** 抽出テキスト **
* * * * *

題名:Mark Levinson氏への憧れとアンプ作り
報告者:ログ
近年は、スマートフォンの普及率が50%近くとなった(No.157)。そのため、音楽も手元の小型の機器から簡単に聞くことができるようになった。一世代、もしくは、二世代前であれば、この手元で音楽再生ができる機器に、SonyのWALKMANがあった。ある意味、このWALKMANが、音楽再生の歴史を変えたターニングポイントたる製品であることは、ある世代以上の人であればどなたでもご存知であろう。もちろん、Sony製、ゆえにMade in Japanである。しかしながら、昨今のSHARPをはじめとして1)、日本のメーカーの赤字状態を聞くにつれ、明るい話題が非常に少なくなった。企業も現状を維持するだけが精いっぱいで、未来のある製品作りをする勢いがなくなった。特に、大企業にその傾向が強い。小さな独創的なメーカーのみが、日本の将来を担っているような感もある。残念ではあるが、決断力と実行力、それに見合うような独創性のない企業が衰退するのは、過去の歴史が示す通りである。なんとか日本のメーカーには頑張ってもらいたい。

* * * * *

[データセットの項目]
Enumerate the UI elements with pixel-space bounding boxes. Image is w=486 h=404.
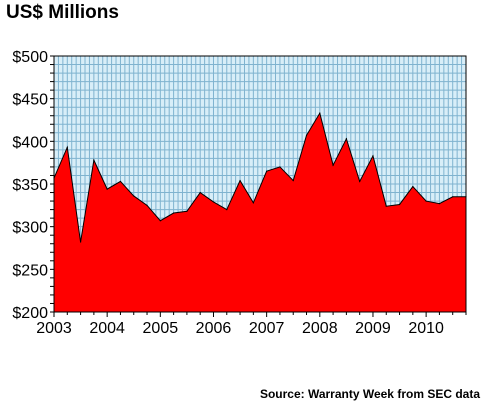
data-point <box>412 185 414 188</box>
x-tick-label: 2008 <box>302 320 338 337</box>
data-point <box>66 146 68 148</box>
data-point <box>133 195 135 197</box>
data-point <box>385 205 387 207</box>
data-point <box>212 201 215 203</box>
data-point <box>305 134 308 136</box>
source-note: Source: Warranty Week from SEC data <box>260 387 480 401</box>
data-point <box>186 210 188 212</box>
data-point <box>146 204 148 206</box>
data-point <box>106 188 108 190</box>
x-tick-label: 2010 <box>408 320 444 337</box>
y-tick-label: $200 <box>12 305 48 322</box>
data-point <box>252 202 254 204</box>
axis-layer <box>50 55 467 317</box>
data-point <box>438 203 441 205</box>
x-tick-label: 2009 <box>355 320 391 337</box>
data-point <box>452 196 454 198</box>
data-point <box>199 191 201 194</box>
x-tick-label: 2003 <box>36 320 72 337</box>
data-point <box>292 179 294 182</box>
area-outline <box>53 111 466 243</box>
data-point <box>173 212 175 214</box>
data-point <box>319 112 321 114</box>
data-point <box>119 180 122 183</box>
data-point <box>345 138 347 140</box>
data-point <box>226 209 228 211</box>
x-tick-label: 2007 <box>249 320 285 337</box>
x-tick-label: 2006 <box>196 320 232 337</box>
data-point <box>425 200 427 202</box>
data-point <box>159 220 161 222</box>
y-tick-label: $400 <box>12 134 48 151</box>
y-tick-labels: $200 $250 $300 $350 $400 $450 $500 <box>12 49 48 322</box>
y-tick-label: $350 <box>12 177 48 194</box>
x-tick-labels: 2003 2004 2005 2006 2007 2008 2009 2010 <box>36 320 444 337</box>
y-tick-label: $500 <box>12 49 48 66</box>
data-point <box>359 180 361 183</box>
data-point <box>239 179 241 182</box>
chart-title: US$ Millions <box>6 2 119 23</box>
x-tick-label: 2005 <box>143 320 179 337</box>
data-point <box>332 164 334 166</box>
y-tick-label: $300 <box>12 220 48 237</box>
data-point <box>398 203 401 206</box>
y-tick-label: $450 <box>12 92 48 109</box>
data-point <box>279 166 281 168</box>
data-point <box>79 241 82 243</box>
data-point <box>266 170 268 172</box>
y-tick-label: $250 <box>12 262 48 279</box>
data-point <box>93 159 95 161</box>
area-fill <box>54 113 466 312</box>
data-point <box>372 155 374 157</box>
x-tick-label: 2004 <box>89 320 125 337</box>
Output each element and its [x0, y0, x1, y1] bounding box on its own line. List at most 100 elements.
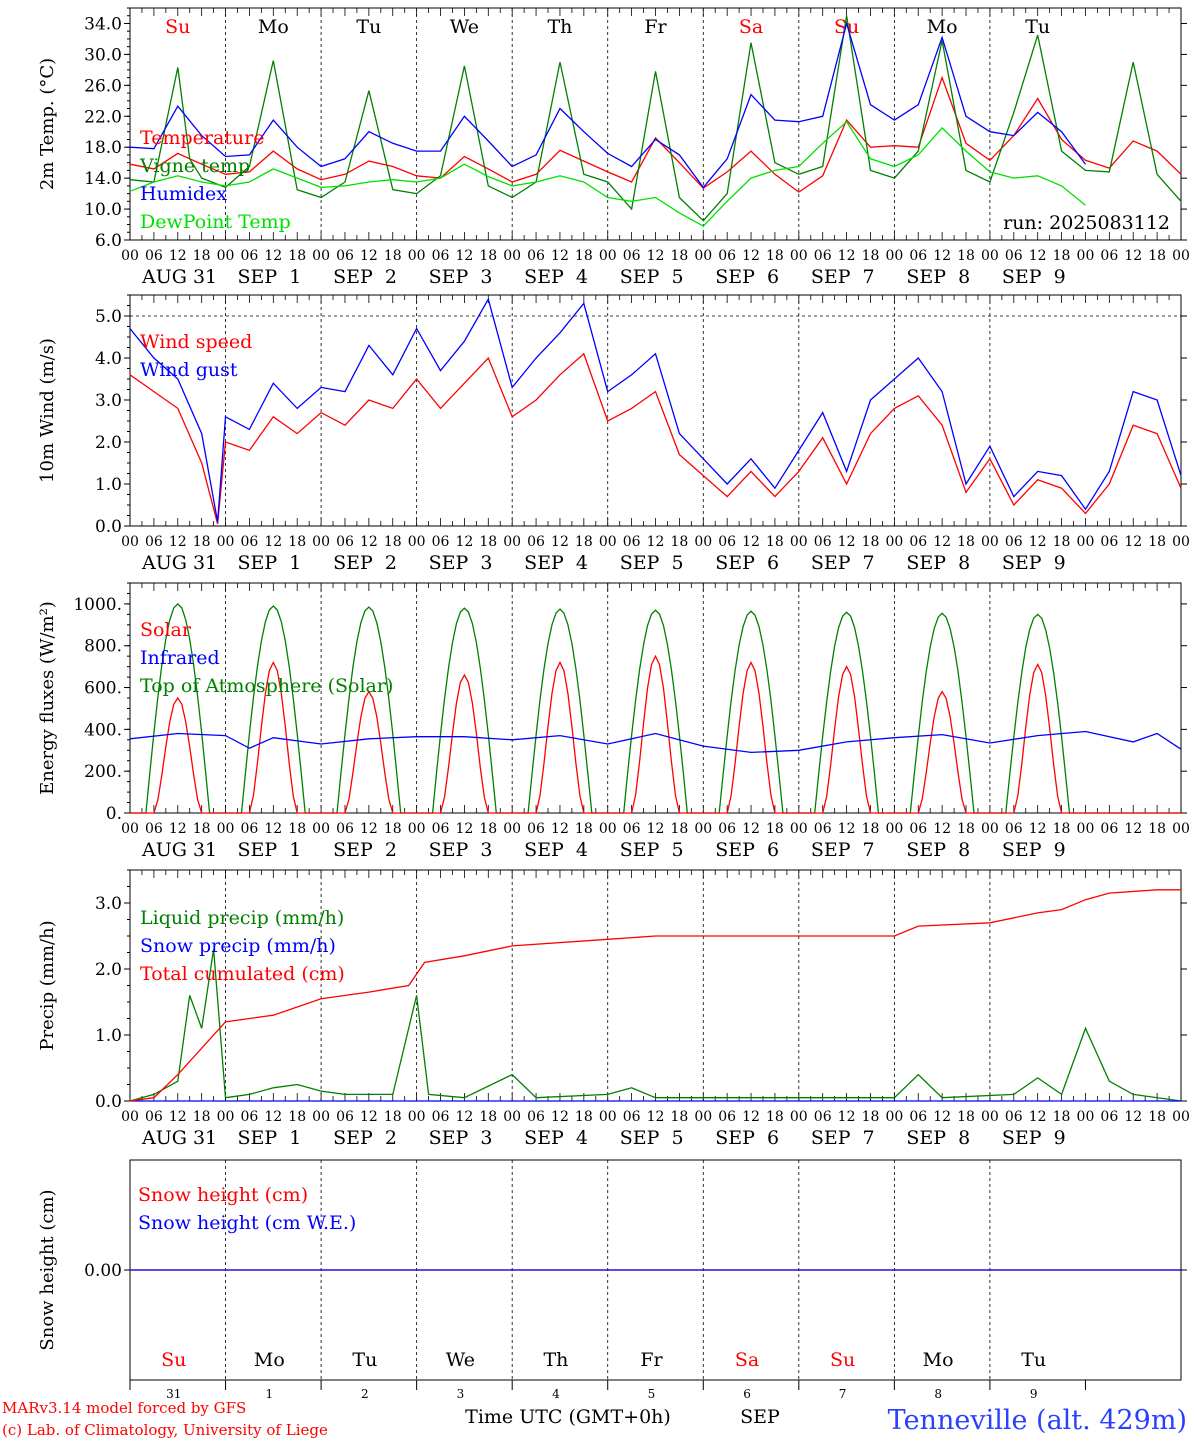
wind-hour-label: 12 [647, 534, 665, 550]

* * * * *

抽出テキストのうち「近年は、スマートフォンの普及率が」で始まる段落を、主な事実を保ったまま箇条書きに書き直してください。 レコードは抽出テキストとは別の資料です。

** 解答例 **
- 近年、スマートフォンの普及率は50%近くになり、手元の小型機器で音楽を簡単に聞けるようになった。
- 一、二世代前には、手元で音楽を再生できる機器としてSonyのWALKMANがあった。これは音楽再生の歴史を変えた製品で、日本製である。
- しかし、SHARPをはじめ日本メーカーの赤字が伝えられ、明るい話題は非常に少なくなった。
- 企業は現状維持で精いっぱいで、未来ある製品を作る勢いを失っている。この傾向は特に大企業で強い。
- 小さな独創的なメーカーだけが日本の将来を担っているような感がある。
- 決断力、実行力、独創性のない企業が衰退するのは過去の歴史が示す通りだが、日本のメーカーには頑張ってほしい。